What follows is a set of records; restate each one word for word and drop the pictures.

**RECORDS FOR THE EXERCISE**

· · ·

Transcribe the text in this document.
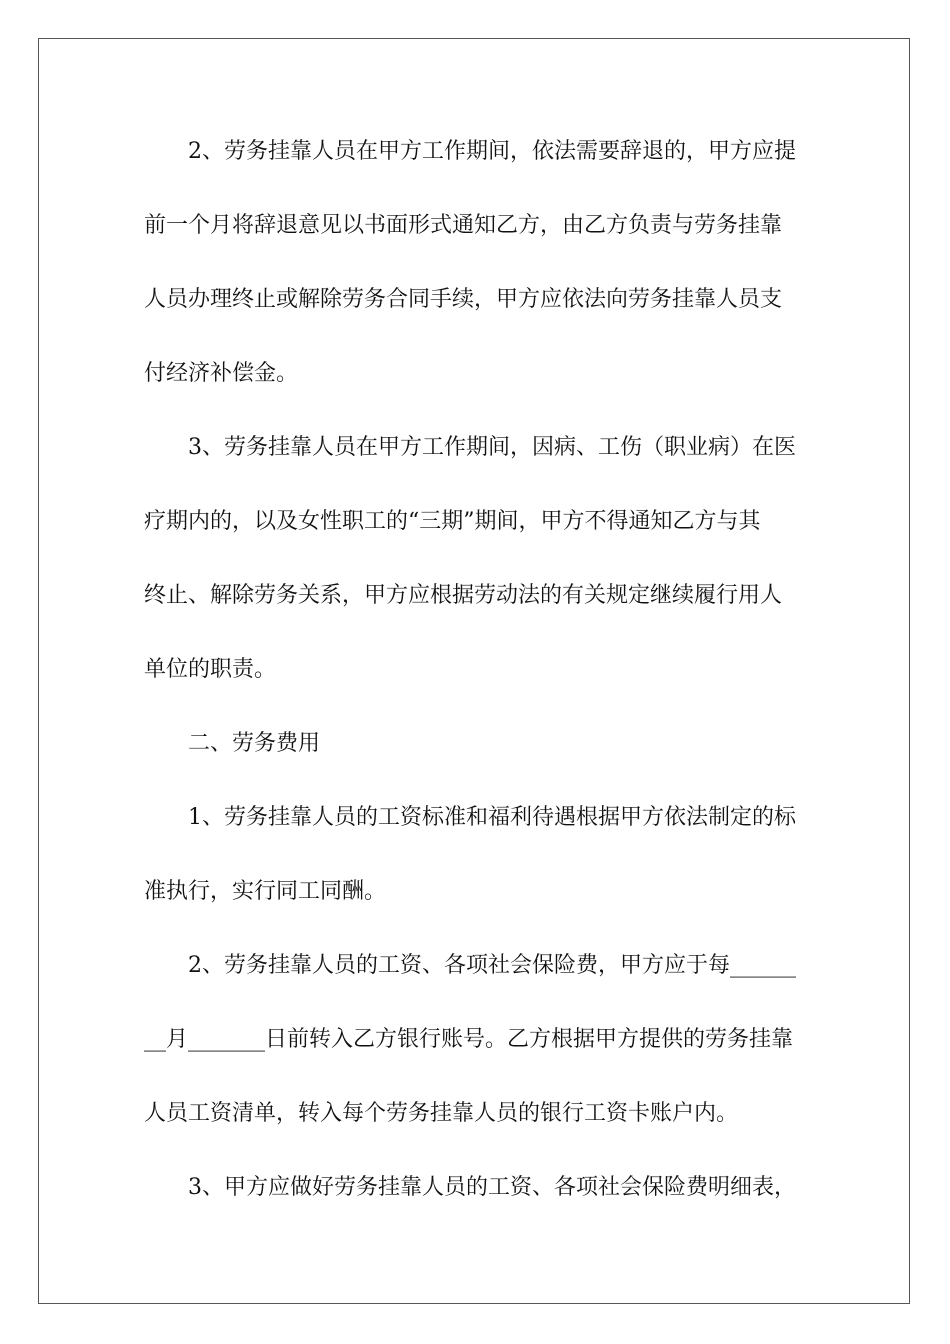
2、劳务挂靠人员在甲方工作期间，依法需要辞退的，甲方应提
前一个月将辞退意见以书面形式通知乙方，由乙方负责与劳务挂靠
人员办理终止或解除劳务合同手续，甲方应依法向劳务挂靠人员支
付经济补偿金。
3、劳务挂靠人员在甲方工作期间，因病、工伤（职业病）在医
疗期内的，以及女性职工的“三期”期间，甲方不得通知乙方与其
终止、解除劳务关系，甲方应根据劳动法的有关规定继续履行用人
单位的职责。
二、劳务费用
1、劳务挂靠人员的工资标准和福利待遇根据甲方依法制定的标
准执行，实行同工同酬。
2、劳务挂靠人员的工资、各项社会保险费，甲方应于每______
__月_______日前转入乙方银行账号。乙方根据甲方提供的劳务挂靠
人员工资清单，转入每个劳务挂靠人员的银行工资卡账户内。
3、甲方应做好劳务挂靠人员的工资、各项社会保险费明细表，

· · ·

**REPLY TO THE TASK**
Transcribe the text in this document.
2、劳务挂靠人员在甲方工作期间，依法需要辞退的，甲方应提
前一个月将辞退意见以书面形式通知乙方，由乙方负责与劳务挂靠
人员办理终止或解除劳务合同手续，甲方应依法向劳务挂靠人员支
付经济补偿金。
3、劳务挂靠人员在甲方工作期间，因病、工伤（职业病）在医
疗期内的，以及女性职工的“三期”期间，甲方不得通知乙方与其
终止、解除劳务关系，甲方应根据劳动法的有关规定继续履行用人
单位的职责。
二、劳务费用
1、劳务挂靠人员的工资标准和福利待遇根据甲方依法制定的标
准执行，实行同工同酬。
2、劳务挂靠人员的工资、各项社会保险费，甲方应于每______
__月_______日前转入乙方银行账号。乙方根据甲方提供的劳务挂靠
人员工资清单，转入每个劳务挂靠人员的银行工资卡账户内。
3、甲方应做好劳务挂靠人员的工资、各项社会保险费明细表，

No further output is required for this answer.